■ **What is required**
Search the records for the word "boards" and report each line that has it.

■ **Stored records**
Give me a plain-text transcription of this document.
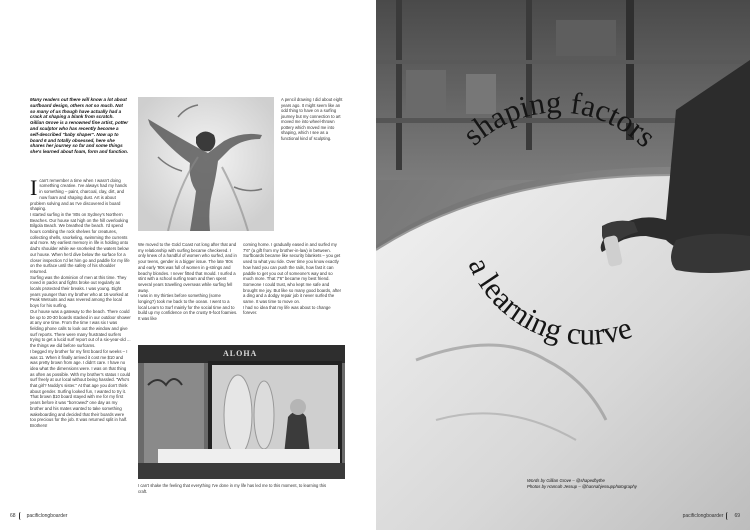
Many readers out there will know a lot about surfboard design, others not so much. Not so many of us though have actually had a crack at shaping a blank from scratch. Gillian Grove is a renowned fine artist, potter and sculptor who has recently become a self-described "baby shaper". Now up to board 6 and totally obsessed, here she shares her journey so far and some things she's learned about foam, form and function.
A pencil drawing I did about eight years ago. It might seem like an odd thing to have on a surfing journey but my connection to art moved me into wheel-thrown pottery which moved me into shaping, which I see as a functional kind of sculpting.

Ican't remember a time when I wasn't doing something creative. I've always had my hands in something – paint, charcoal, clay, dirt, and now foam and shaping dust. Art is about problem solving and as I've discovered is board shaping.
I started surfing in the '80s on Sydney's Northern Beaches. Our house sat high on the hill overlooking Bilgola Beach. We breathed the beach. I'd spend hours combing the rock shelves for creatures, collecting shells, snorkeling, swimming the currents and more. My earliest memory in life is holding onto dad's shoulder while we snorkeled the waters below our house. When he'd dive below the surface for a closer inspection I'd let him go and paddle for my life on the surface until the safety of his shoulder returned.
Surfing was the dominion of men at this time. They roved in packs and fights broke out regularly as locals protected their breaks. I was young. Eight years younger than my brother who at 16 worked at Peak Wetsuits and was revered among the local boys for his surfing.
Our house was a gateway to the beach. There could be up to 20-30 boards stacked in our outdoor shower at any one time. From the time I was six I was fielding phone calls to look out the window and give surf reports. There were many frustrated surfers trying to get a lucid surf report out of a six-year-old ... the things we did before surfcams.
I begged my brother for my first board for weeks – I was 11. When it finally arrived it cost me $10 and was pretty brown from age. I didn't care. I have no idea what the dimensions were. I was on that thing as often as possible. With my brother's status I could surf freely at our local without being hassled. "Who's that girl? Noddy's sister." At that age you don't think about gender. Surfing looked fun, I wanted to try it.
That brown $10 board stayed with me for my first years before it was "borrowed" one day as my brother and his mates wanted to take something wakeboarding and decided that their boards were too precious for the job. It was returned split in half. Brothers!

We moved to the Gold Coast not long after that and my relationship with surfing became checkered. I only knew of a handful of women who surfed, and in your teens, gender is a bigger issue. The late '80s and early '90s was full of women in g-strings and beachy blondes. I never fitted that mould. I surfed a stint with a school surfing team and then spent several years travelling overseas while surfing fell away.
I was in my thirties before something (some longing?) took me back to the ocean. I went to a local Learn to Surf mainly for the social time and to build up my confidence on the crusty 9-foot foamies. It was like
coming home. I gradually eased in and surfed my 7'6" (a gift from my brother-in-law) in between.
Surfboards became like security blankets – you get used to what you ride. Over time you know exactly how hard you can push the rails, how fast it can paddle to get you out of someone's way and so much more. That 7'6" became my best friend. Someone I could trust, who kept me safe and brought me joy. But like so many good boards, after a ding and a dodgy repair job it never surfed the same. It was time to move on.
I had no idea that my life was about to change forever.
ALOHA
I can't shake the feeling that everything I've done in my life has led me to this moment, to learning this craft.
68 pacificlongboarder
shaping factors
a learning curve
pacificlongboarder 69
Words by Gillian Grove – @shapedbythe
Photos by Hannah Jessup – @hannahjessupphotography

==

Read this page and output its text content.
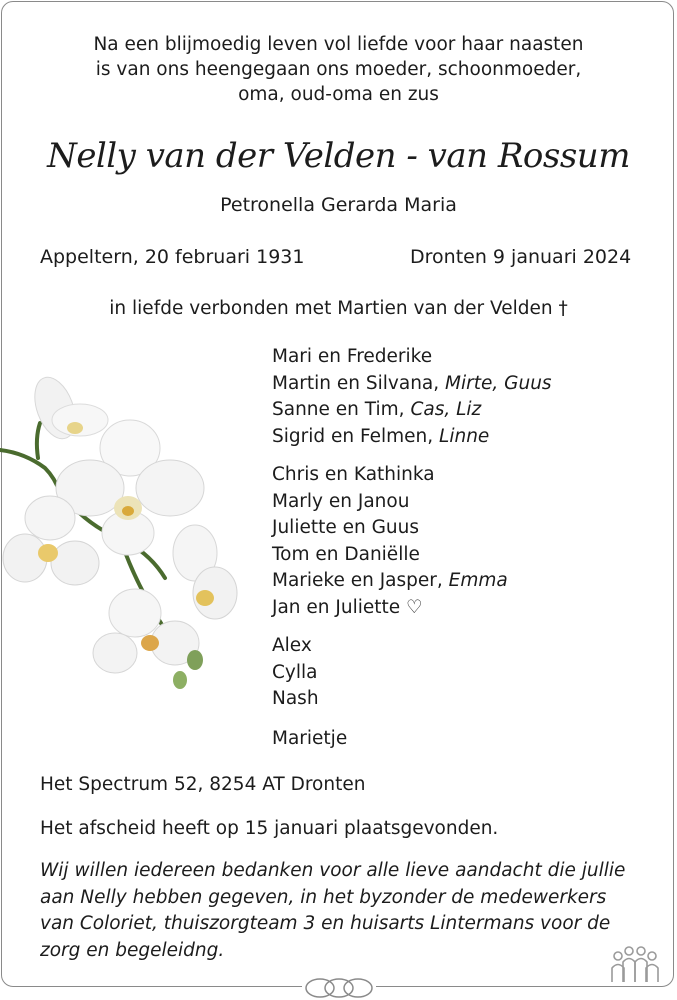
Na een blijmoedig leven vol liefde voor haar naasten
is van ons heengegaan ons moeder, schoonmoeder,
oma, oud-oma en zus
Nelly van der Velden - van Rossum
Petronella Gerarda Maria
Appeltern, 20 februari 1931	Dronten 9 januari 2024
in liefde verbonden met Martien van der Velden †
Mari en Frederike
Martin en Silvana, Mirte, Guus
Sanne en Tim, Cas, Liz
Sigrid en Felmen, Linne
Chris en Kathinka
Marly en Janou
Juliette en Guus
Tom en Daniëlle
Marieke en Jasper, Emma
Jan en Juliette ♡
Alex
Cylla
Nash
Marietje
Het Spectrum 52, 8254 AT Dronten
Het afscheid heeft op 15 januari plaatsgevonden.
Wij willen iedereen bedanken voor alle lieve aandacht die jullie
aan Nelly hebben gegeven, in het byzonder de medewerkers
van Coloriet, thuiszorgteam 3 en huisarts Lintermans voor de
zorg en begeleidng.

* * *

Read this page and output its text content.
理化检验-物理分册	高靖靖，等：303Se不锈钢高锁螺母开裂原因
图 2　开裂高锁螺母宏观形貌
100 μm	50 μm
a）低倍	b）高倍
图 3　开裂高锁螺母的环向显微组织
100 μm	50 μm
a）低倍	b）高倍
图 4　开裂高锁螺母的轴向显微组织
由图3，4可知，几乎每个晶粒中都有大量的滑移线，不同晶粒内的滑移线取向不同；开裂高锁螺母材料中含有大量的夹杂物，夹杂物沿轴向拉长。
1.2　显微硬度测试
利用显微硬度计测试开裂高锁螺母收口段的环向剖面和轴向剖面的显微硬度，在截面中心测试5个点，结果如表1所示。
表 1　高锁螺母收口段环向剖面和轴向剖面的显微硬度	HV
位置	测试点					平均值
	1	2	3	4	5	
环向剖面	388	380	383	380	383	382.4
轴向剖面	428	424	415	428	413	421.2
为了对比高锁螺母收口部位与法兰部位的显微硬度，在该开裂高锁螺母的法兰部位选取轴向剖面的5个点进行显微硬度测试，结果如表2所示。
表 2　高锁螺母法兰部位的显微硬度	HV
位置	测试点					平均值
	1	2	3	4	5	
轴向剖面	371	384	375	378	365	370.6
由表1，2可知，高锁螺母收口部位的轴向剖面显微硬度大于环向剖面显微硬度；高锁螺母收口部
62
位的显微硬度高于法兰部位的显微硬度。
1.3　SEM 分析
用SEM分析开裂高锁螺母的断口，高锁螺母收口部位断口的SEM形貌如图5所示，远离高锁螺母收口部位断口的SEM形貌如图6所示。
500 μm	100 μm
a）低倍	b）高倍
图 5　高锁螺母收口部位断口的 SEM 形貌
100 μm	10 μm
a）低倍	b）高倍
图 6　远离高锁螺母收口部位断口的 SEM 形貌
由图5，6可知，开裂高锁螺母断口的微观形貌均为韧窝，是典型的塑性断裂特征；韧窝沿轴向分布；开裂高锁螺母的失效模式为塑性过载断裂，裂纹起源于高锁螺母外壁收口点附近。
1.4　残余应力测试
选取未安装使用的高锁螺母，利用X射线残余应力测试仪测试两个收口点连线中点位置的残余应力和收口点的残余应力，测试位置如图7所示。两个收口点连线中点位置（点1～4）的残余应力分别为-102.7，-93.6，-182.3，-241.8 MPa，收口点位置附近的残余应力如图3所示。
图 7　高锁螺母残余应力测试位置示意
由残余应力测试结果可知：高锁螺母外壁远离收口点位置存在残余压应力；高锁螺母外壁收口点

■ **Reply**
Our house was a gateway to the beach. There could be up to 20-30 boards stacked in our outdoor shower at any one time. From the time I was six I was fielding phone calls to look out the window and give surf reports. There were many frustrated surfers trying to get a lucid surf report out of a six-year-old ... the things we did before surfcams.
That brown $10 board stayed with me for my first years before it was "borrowed" one day as my brother and his mates wanted to take something wakeboarding and decided that their boards were too precious for the job. It was returned split in half. Brothers!
Surfboards became like security blankets – you get used to what you ride. Over time you know exactly how hard you can push the rails, how fast it can paddle to get you out of someone's way and so much more. That 7'6" became my best friend. Someone I could trust, who kept me safe and brought me joy. But like so many good boards, after a ding and a dodgy repair job it never surfed the same. It was time to move on.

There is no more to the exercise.